What you should do:
Filter the records for lines holding the string "Oktober".

Material provided:
- - - - - - -
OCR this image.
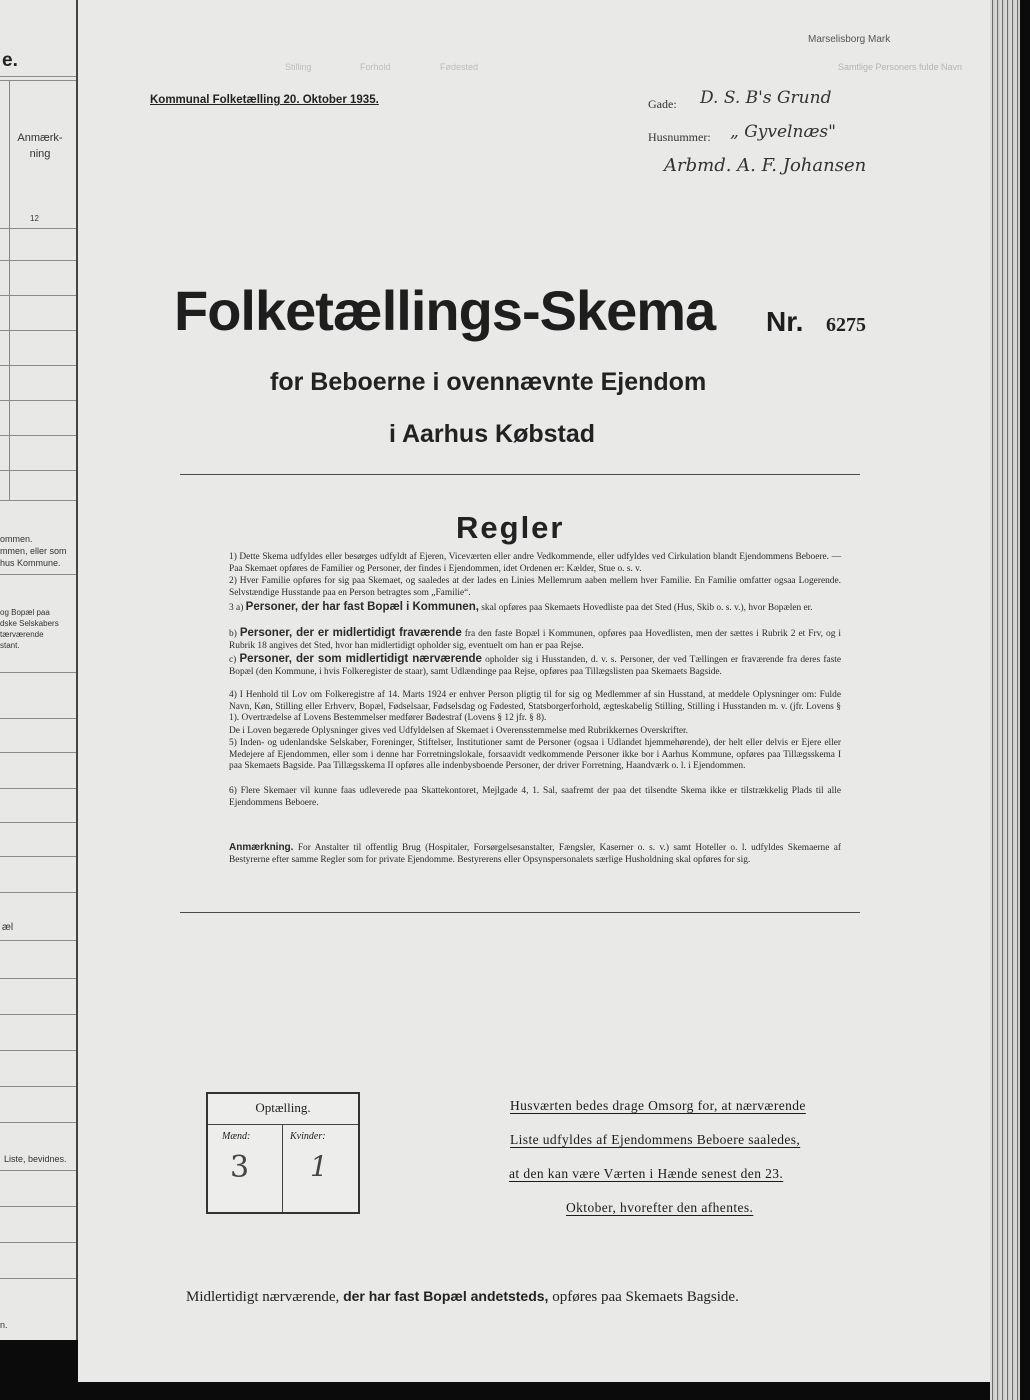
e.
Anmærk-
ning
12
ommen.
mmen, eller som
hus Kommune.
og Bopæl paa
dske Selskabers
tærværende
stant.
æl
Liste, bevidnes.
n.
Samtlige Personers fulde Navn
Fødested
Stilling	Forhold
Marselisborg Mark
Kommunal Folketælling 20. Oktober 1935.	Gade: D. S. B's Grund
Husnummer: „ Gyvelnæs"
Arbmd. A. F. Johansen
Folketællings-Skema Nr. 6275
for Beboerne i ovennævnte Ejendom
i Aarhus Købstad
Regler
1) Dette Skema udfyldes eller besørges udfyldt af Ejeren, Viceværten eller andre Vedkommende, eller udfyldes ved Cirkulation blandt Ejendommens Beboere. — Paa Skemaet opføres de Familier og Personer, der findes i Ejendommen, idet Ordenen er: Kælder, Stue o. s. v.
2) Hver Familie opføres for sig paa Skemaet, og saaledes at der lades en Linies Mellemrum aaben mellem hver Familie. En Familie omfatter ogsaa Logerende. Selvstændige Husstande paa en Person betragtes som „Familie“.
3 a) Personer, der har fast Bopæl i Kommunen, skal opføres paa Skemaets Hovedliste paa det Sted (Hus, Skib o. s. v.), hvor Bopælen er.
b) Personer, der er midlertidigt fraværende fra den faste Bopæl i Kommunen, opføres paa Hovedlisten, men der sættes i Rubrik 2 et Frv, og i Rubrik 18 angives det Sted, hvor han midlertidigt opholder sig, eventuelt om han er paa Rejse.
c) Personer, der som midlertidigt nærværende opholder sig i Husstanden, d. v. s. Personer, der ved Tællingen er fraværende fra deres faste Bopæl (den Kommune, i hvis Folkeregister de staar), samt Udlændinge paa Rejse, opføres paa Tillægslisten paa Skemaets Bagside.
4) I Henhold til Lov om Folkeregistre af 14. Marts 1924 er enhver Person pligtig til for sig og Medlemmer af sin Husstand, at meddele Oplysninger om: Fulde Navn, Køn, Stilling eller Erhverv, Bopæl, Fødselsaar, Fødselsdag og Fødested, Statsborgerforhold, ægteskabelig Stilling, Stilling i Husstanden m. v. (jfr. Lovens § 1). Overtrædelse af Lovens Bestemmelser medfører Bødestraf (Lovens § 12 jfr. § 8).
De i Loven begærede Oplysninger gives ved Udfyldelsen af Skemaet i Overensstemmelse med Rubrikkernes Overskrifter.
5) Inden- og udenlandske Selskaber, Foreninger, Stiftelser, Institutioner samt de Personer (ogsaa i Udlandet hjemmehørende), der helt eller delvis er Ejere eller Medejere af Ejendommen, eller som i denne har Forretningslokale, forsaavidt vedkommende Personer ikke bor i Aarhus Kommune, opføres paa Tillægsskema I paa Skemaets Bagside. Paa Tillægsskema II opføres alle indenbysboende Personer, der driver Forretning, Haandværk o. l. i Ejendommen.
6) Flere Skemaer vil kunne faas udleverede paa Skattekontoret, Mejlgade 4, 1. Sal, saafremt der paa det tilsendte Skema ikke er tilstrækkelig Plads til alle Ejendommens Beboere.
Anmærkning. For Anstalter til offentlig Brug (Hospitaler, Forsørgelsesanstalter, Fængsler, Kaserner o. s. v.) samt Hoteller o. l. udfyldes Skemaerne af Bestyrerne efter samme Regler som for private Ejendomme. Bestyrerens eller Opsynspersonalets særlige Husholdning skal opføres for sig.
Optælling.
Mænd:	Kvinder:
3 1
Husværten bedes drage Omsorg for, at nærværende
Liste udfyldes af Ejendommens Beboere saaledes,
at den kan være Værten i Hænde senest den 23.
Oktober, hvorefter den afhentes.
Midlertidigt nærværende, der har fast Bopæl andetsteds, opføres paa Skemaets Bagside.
- - - - - - -
Final result:
Kommunal Folketælling 20. Oktober 1935.	Gade: D. S. B's Grund
Oktober, hvorefter den afhentes.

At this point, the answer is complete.